(Dataset entries on figures)
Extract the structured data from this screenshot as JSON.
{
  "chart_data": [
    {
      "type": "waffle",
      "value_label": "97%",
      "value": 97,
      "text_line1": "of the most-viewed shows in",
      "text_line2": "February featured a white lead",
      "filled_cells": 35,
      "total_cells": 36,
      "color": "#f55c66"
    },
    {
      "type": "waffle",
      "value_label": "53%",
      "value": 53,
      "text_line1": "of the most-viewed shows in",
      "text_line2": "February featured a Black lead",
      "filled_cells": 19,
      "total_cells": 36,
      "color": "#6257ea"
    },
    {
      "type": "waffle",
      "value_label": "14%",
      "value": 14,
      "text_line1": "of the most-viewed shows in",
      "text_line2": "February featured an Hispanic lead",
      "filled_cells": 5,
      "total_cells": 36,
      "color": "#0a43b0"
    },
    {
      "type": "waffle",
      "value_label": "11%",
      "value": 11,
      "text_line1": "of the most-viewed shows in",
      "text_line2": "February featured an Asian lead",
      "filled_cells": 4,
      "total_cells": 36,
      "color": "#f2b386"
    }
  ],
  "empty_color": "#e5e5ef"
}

==

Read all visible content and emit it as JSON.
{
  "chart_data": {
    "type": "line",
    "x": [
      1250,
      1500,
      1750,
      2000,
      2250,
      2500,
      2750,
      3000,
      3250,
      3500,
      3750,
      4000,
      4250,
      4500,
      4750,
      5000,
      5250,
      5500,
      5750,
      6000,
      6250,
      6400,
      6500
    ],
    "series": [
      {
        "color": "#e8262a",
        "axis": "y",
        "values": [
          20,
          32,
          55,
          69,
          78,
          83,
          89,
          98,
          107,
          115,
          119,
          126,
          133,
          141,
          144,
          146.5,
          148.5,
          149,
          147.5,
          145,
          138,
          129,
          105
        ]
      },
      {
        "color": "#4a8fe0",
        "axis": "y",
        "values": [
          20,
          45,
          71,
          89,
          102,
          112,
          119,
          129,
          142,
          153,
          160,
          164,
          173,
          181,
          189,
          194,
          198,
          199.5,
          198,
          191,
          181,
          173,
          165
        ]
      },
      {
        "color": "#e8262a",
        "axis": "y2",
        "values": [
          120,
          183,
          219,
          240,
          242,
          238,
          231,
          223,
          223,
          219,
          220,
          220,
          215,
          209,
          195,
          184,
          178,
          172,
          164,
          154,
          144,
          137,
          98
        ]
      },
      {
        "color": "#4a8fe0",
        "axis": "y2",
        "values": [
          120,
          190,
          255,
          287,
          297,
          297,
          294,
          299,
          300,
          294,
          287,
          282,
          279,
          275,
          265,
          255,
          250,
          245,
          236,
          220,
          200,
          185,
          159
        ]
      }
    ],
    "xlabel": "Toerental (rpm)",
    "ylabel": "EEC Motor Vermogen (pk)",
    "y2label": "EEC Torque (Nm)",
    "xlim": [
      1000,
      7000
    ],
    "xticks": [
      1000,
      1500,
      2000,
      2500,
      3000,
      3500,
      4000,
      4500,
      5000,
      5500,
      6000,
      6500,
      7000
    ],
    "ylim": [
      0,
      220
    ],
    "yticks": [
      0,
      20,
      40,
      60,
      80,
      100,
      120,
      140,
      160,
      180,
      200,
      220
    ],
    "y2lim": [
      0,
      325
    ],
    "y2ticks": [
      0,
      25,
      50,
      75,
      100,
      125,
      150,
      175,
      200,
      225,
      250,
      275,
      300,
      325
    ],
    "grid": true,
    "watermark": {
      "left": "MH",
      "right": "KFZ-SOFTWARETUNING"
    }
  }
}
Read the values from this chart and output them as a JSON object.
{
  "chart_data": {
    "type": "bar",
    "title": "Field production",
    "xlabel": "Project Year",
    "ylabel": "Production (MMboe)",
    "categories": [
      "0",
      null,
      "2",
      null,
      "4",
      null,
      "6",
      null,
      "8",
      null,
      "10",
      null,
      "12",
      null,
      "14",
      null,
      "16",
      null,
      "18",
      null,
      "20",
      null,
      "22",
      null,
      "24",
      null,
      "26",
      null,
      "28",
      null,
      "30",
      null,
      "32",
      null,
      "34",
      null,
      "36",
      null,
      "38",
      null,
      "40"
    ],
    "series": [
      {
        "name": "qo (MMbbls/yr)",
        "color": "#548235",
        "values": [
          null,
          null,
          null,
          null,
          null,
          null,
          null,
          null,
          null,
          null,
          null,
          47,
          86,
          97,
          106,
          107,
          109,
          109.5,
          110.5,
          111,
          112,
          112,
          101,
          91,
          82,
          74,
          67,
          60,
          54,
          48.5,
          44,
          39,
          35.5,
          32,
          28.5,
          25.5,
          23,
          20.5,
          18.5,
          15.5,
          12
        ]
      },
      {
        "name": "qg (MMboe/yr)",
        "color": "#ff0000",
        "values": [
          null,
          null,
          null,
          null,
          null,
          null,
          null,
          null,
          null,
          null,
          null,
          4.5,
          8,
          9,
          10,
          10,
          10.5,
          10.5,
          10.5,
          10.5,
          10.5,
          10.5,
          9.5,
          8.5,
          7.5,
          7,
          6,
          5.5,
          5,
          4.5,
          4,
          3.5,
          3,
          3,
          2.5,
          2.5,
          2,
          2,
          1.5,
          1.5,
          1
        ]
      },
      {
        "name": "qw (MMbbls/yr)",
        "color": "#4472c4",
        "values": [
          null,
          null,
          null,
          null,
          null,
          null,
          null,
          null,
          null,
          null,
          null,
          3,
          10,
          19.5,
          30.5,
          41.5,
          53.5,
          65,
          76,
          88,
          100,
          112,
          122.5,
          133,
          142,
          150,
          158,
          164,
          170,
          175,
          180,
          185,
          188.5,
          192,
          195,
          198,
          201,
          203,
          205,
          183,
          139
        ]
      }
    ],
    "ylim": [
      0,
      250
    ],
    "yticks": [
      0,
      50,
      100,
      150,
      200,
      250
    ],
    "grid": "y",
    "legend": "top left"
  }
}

--

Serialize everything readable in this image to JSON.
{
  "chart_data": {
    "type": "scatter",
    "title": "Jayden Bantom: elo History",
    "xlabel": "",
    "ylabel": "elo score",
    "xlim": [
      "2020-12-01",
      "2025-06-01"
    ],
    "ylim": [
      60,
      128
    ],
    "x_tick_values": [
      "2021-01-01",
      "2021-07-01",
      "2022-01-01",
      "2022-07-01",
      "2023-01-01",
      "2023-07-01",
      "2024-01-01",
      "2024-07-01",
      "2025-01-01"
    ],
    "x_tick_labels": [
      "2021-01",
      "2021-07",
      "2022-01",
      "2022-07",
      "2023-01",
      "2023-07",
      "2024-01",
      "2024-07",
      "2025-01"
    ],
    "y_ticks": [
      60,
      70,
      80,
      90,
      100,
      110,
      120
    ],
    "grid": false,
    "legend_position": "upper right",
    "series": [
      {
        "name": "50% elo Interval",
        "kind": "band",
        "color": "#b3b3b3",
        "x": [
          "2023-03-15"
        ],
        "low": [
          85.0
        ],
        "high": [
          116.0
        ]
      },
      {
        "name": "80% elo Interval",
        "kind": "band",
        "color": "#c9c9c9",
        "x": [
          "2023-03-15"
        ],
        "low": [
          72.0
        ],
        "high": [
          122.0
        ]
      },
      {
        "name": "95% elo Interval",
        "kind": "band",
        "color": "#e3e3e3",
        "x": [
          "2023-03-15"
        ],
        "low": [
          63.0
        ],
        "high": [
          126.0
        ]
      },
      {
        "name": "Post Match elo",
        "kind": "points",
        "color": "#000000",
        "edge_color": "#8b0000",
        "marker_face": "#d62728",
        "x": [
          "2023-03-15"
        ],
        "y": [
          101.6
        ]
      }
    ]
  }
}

- Exercise instructions: In the entries above, find each line with the string "Interval" and copy it.

- Written response:
        "name": "50% elo Interval",
        "name": "80% elo Interval",
        "name": "95% elo Interval",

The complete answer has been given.